(Structured figure records)

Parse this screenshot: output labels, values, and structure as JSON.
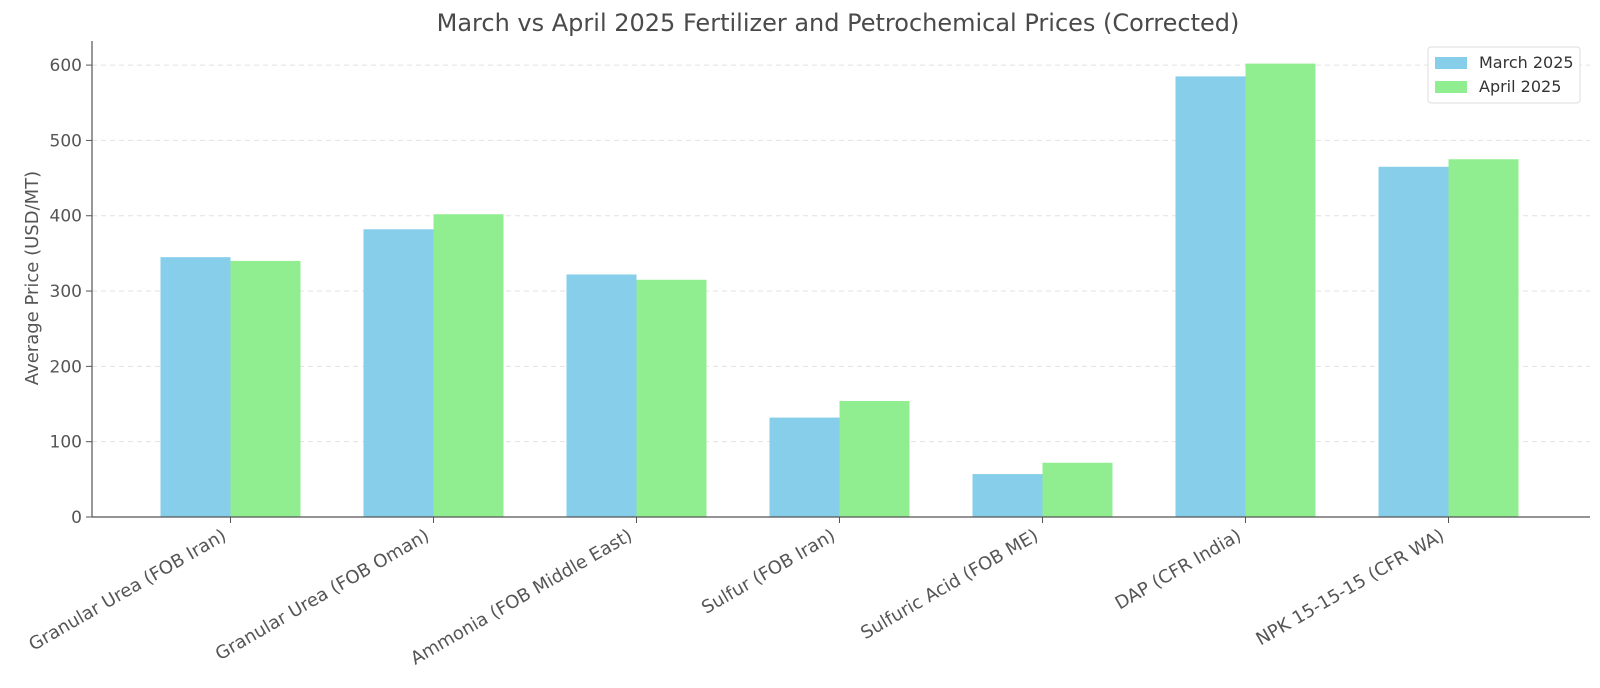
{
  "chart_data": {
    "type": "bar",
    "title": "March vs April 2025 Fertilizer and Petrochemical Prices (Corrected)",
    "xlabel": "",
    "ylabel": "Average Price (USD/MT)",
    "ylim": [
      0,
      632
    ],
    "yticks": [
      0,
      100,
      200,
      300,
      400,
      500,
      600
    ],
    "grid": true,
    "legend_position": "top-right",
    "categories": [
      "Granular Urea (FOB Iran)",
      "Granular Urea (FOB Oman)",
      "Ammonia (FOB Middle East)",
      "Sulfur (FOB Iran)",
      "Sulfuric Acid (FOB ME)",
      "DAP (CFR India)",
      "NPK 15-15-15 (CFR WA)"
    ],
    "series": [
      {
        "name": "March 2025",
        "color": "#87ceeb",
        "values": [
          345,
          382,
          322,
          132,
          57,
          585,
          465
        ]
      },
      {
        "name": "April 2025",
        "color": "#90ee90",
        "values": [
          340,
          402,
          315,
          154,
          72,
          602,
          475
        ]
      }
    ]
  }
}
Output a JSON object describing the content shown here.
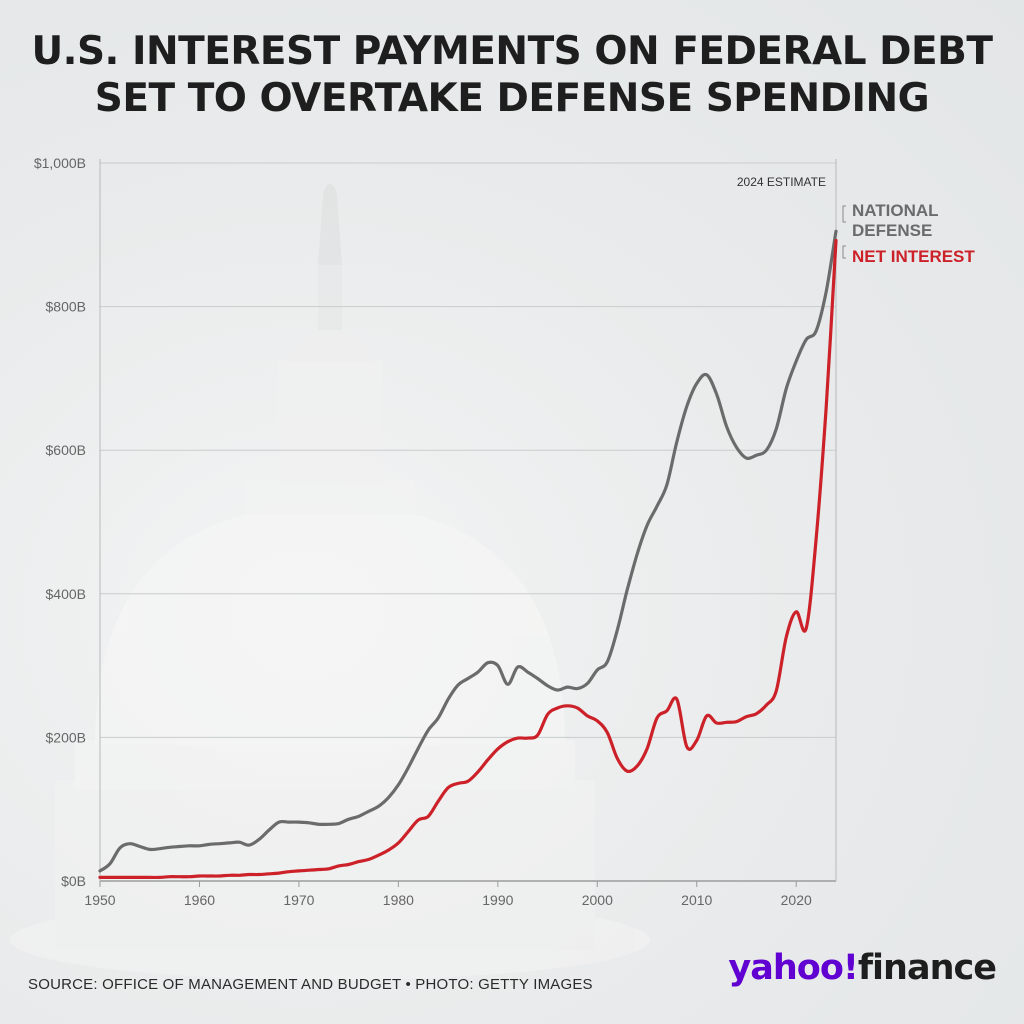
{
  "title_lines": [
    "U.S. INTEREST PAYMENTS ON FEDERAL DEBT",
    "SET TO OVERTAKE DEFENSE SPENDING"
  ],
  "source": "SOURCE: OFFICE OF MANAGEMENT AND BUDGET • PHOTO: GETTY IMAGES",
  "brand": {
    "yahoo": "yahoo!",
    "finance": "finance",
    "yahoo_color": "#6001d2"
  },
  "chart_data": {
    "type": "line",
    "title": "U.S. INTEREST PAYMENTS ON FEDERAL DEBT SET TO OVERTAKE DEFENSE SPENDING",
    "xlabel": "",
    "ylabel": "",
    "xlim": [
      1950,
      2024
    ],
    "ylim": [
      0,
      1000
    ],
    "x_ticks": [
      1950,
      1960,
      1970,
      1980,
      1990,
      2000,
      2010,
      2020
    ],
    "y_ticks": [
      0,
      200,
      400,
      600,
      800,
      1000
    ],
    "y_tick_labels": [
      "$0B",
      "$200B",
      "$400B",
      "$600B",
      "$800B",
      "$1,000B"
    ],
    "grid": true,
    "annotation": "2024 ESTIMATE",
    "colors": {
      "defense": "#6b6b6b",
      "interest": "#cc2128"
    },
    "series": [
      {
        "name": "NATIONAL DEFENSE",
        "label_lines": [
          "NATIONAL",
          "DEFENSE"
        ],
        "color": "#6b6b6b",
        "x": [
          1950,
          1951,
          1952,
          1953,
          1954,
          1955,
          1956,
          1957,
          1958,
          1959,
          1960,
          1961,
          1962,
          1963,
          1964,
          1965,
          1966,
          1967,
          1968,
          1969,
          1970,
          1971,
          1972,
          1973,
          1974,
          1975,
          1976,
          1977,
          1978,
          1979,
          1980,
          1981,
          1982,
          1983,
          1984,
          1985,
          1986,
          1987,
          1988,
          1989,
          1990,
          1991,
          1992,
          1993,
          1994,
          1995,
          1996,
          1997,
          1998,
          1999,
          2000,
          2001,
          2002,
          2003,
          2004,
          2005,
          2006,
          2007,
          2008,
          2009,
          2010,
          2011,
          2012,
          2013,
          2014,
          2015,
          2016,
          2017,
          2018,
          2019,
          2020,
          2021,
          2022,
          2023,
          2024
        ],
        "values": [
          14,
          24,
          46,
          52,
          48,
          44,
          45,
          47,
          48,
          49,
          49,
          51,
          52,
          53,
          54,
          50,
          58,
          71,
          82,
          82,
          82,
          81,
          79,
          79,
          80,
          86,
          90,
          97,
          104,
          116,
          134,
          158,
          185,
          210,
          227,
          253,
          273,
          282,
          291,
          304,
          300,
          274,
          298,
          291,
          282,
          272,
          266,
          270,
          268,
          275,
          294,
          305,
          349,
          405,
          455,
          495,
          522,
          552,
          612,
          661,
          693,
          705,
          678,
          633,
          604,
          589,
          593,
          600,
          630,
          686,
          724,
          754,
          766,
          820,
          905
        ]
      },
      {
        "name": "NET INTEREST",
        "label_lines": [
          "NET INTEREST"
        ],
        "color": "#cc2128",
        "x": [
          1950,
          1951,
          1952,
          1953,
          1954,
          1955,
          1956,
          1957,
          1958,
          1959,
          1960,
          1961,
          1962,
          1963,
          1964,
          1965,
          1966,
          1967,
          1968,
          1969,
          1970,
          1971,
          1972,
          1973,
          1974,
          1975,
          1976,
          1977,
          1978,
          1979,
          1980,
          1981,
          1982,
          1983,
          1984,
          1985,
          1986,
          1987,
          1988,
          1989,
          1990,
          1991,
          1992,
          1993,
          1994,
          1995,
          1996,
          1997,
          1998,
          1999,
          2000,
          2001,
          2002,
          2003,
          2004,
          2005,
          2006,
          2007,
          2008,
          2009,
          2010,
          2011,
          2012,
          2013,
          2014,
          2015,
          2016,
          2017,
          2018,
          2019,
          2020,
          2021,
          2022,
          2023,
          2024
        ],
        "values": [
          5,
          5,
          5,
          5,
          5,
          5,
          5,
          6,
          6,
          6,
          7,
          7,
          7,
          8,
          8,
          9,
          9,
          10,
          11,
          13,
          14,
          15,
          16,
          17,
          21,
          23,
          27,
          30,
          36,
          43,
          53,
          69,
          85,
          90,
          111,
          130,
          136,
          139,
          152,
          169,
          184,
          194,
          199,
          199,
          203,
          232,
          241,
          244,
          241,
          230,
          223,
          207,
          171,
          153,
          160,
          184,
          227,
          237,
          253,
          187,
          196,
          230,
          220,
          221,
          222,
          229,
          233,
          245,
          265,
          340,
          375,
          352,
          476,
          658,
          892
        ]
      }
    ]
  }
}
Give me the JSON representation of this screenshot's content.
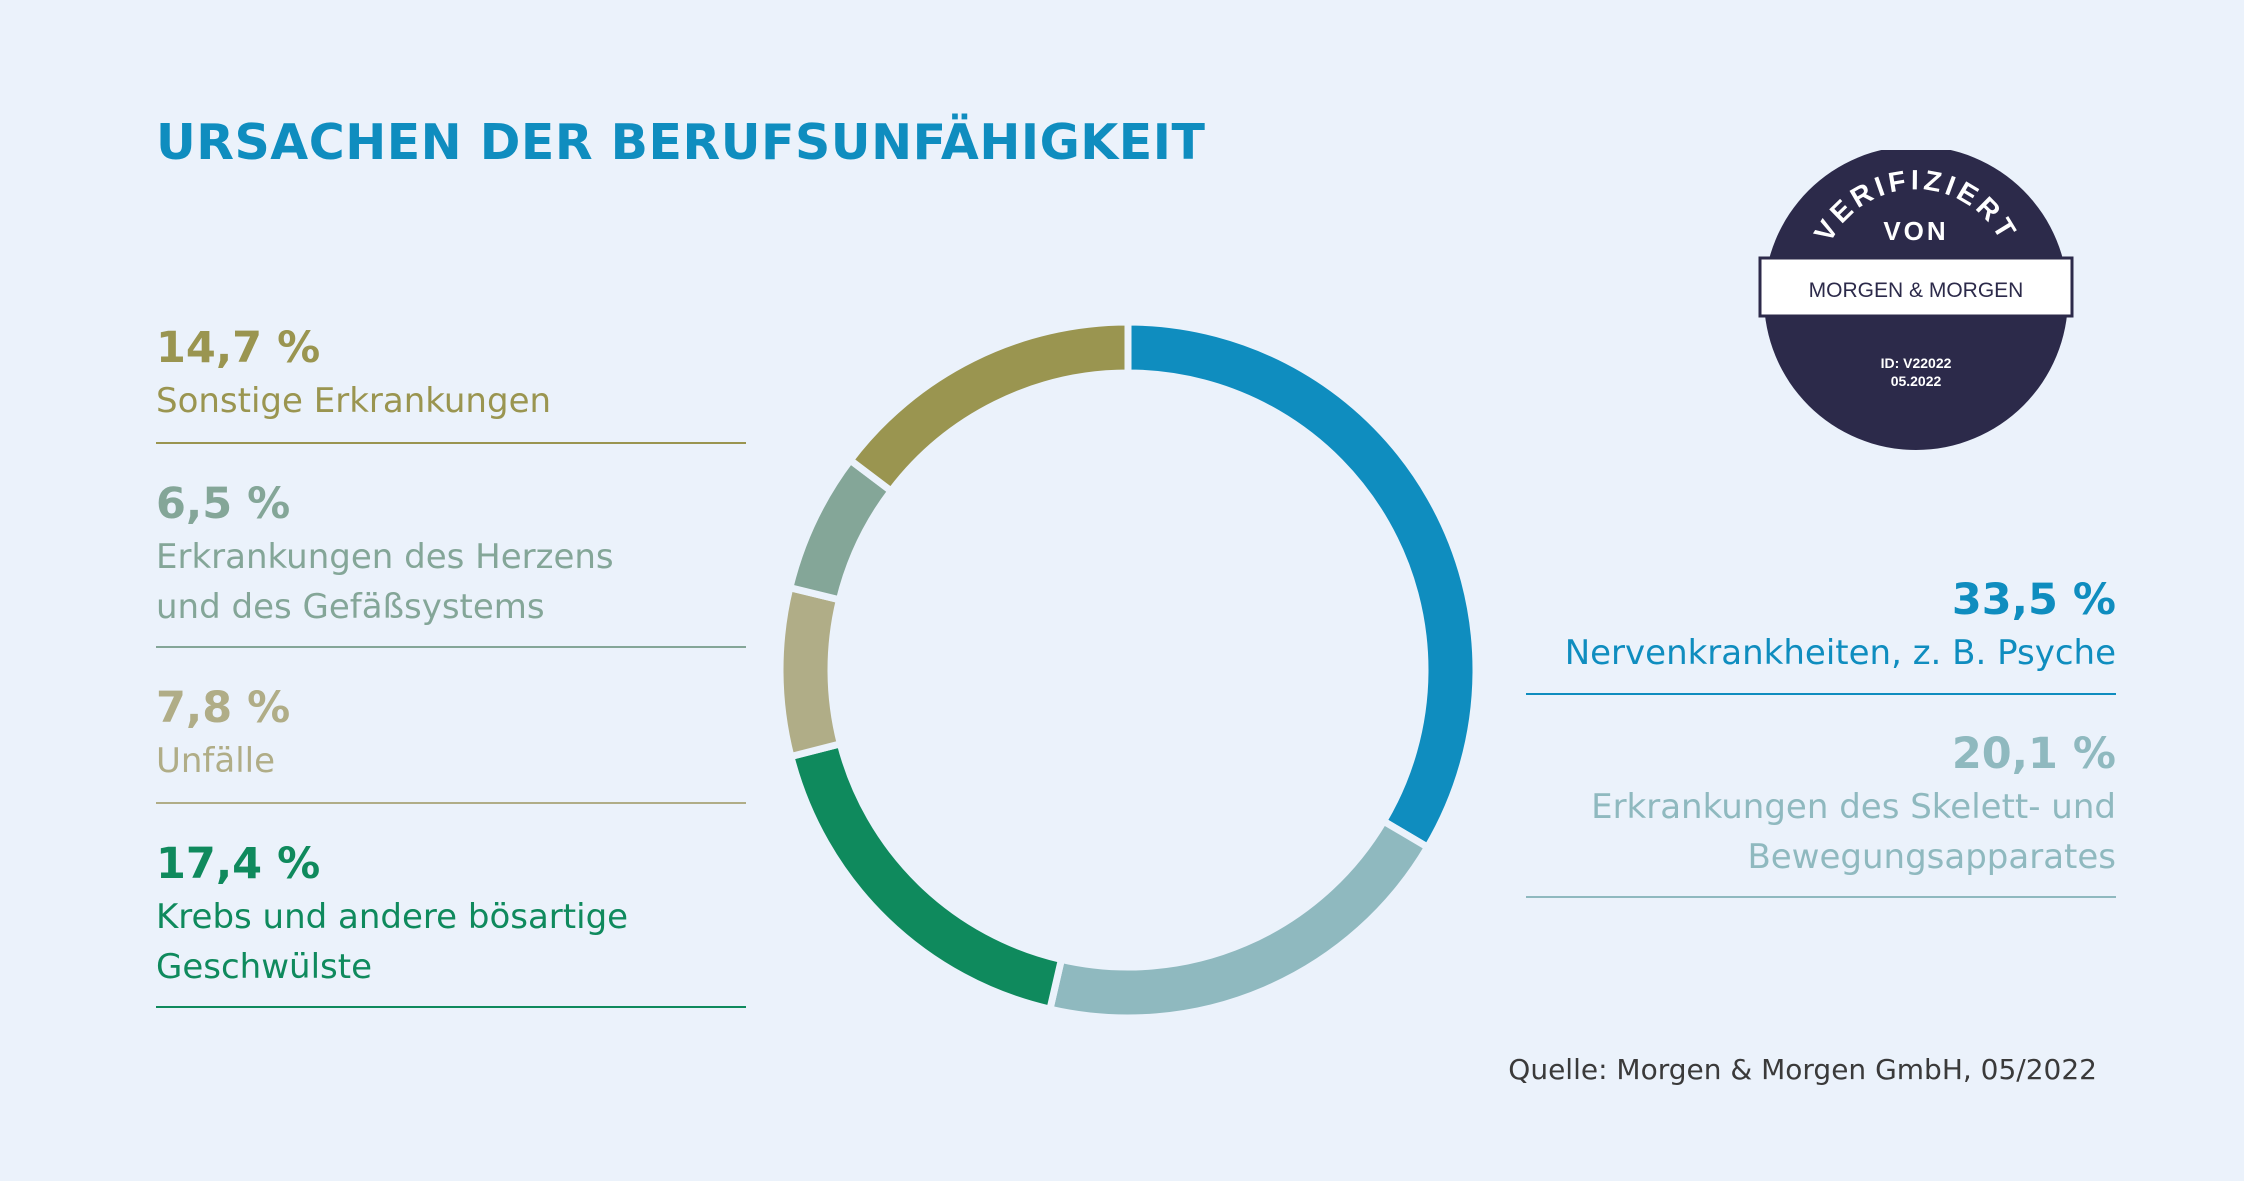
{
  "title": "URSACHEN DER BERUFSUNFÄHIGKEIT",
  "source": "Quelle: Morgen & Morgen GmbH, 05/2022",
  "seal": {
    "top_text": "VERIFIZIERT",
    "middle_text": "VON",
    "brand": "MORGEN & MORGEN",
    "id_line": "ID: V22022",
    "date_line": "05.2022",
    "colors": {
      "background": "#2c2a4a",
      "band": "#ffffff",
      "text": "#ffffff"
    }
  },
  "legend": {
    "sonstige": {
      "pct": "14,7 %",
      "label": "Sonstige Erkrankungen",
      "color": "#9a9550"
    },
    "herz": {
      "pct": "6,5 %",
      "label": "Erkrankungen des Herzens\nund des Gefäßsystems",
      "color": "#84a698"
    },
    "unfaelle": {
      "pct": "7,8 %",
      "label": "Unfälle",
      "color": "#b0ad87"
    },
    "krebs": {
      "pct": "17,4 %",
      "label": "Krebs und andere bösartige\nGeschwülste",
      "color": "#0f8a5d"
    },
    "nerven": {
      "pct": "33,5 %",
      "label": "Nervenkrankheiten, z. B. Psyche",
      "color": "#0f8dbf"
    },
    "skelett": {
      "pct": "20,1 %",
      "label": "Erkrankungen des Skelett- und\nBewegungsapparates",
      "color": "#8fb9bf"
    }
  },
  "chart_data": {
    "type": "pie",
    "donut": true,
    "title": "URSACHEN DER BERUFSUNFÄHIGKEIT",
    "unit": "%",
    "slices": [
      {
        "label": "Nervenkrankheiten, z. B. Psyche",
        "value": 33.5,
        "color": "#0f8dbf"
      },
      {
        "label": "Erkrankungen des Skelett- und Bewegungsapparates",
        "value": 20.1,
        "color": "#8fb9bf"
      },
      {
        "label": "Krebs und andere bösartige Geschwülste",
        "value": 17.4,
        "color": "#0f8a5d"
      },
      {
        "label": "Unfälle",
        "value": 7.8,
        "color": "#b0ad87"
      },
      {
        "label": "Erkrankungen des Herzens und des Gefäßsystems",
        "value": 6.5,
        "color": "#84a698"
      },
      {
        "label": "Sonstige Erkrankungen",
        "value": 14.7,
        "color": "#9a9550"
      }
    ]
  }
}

§ TASK REQUIREMENTS: Copy each line of the data above that holds "DEBT".

§ WRITTEN SOLUTION:
    "U.S. INTEREST PAYMENTS ON FEDERAL DEBT",
    "title": "U.S. INTEREST PAYMENTS ON FEDERAL DEBT SET TO OVERTAKE DEFENSE SPENDING",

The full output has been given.